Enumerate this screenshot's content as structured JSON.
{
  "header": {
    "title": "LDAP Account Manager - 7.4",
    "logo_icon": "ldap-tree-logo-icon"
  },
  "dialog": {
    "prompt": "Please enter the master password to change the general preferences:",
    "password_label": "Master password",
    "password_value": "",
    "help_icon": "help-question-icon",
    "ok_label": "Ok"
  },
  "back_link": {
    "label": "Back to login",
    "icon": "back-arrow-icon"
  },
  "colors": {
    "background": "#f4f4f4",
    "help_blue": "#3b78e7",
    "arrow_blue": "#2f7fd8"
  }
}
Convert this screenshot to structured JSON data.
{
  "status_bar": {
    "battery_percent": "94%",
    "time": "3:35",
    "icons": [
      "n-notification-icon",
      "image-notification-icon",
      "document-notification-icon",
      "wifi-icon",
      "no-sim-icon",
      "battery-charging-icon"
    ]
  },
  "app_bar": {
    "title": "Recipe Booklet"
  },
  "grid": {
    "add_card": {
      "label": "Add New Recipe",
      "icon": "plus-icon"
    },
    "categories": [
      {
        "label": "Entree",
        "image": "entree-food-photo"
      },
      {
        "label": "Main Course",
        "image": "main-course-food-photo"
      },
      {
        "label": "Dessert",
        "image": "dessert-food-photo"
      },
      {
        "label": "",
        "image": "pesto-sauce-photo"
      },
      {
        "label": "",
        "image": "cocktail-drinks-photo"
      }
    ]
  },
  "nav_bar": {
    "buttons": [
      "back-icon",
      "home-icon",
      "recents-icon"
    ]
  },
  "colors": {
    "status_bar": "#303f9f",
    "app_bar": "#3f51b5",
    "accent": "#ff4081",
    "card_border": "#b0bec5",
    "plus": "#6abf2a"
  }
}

★ ★ ★ ★ ★ ★ ★

* [DIRECTIVE]
From the records above, please extract every line and repeat it exactly.

* [WRITTEN RESPONSE]
Enumerate this screenshot's content as structured JSON.
{
  "header": {
    "title": "LDAP Account Manager - 7.4",
    "logo_icon": "ldap-tree-logo-icon"
  },
  "dialog": {
    "prompt": "Please enter the master password to change the general preferences:",
    "password_label": "Master password",
    "password_value": "",
    "help_icon": "help-question-icon",
    "ok_label": "Ok"
  },
  "back_link": {
    "label": "Back to login",
    "icon": "back-arrow-icon"
  },
  "colors": {
    "background": "#f4f4f4",
    "help_blue": "#3b78e7",
    "arrow_blue": "#2f7fd8"
  }
}
Convert this screenshot to structured JSON data.
{
  "status_bar": {
    "battery_percent": "94%",
    "time": "3:35",
    "icons": [
      "n-notification-icon",
      "image-notification-icon",
      "document-notification-icon",
      "wifi-icon",
      "no-sim-icon",
      "battery-charging-icon"
    ]
  },
  "app_bar": {
    "title": "Recipe Booklet"
  },
  "grid": {
    "add_card": {
      "label": "Add New Recipe",
      "icon": "plus-icon"
    },
    "categories": [
      {
        "label": "Entree",
        "image": "entree-food-photo"
      },
      {
        "label": "Main Course",
        "image": "main-course-food-photo"
      },
      {
        "label": "Dessert",
        "image": "dessert-food-photo"
      },
      {
        "label": "",
        "image": "pesto-sauce-photo"
      },
      {
        "label": "",
        "image": "cocktail-drinks-photo"
      }
    ]
  },
  "nav_bar": {
    "buttons": [
      "back-icon",
      "home-icon",
      "recents-icon"
    ]
  },
  "colors": {
    "status_bar": "#303f9f",
    "app_bar": "#3f51b5",
    "accent": "#ff4081",
    "card_border": "#b0bec5",
    "plus": "#6abf2a"
  }
}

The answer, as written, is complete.